■ **Problem description**: Copy each line of the entries that contains the word "Measured".
(begin)
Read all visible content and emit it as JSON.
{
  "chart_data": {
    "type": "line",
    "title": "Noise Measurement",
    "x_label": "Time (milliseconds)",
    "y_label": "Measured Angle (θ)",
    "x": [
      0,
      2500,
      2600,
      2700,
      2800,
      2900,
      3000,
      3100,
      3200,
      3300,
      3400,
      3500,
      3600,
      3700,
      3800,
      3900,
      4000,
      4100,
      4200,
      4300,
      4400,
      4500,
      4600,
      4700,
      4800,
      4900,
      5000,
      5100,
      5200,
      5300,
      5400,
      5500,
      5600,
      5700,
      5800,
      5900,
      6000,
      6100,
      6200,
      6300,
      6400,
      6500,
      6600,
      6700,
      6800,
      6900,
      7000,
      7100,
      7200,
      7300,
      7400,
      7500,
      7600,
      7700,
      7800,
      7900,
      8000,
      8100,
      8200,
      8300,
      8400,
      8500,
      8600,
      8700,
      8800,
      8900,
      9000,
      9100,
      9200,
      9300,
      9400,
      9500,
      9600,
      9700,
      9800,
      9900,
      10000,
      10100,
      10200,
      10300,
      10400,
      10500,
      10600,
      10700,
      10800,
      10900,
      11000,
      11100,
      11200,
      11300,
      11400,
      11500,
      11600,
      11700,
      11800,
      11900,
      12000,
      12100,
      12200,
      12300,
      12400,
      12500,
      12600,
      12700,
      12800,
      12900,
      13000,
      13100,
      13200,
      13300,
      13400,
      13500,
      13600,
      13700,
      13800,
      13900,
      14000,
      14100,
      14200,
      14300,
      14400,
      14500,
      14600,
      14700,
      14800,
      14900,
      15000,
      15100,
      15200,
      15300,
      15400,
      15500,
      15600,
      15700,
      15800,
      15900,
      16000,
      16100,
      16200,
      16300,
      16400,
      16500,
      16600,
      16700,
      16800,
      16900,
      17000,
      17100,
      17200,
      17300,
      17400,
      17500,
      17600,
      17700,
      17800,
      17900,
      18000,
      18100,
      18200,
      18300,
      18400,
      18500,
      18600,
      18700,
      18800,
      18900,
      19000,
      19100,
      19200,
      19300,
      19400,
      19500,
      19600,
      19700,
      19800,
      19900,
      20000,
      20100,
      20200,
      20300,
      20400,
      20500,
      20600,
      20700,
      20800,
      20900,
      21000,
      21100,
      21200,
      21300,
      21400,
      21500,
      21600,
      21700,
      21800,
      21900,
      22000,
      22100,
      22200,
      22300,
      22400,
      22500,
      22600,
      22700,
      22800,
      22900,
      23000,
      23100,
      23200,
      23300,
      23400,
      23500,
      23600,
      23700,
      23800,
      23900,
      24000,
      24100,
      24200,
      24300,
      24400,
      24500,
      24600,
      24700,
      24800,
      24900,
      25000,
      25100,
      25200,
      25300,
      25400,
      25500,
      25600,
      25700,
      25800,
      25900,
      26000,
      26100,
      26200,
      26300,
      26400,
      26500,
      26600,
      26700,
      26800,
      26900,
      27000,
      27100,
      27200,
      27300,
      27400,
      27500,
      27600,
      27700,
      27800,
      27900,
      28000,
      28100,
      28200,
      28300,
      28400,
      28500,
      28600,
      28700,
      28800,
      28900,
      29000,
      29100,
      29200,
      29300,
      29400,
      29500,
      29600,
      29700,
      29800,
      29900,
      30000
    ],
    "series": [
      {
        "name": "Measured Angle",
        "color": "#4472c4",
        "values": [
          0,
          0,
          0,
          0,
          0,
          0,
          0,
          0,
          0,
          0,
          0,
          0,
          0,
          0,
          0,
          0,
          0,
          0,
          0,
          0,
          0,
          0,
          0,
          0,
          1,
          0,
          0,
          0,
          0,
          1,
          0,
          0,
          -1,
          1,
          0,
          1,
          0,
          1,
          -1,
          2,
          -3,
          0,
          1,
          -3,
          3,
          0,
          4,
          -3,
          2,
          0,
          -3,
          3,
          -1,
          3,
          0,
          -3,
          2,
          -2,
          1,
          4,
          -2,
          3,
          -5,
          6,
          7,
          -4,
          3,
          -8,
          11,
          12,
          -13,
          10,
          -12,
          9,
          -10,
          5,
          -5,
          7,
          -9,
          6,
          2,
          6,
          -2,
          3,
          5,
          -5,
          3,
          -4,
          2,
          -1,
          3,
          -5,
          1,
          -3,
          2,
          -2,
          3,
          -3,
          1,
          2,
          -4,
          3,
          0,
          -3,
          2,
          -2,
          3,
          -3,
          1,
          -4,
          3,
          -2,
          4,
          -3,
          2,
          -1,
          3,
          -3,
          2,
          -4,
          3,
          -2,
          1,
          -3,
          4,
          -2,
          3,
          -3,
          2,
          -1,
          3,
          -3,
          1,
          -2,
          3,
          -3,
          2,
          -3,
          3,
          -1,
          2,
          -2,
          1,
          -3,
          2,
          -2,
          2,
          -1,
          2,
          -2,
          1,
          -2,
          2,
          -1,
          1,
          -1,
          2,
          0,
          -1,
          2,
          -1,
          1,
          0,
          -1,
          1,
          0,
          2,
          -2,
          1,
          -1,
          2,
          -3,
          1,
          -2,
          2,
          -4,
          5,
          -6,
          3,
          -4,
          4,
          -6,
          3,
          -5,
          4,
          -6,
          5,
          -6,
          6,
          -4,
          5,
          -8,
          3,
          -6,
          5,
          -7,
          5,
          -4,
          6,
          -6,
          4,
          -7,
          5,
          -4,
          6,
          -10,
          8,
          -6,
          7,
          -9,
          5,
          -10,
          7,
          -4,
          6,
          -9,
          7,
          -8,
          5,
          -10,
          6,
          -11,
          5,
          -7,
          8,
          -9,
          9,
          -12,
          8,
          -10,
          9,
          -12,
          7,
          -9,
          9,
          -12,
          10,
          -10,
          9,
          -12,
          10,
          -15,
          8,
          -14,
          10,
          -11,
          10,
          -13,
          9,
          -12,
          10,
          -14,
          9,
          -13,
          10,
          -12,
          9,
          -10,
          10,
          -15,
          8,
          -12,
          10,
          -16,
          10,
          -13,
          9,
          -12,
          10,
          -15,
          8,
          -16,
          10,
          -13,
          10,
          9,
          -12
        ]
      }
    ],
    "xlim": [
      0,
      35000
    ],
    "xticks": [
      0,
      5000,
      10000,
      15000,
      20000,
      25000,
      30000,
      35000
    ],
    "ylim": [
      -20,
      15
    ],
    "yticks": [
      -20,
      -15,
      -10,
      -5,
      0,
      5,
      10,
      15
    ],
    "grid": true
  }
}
(end)
■ **Output below**:
    "y_label": "Measured Angle (θ)",
        "name": "Measured Angle",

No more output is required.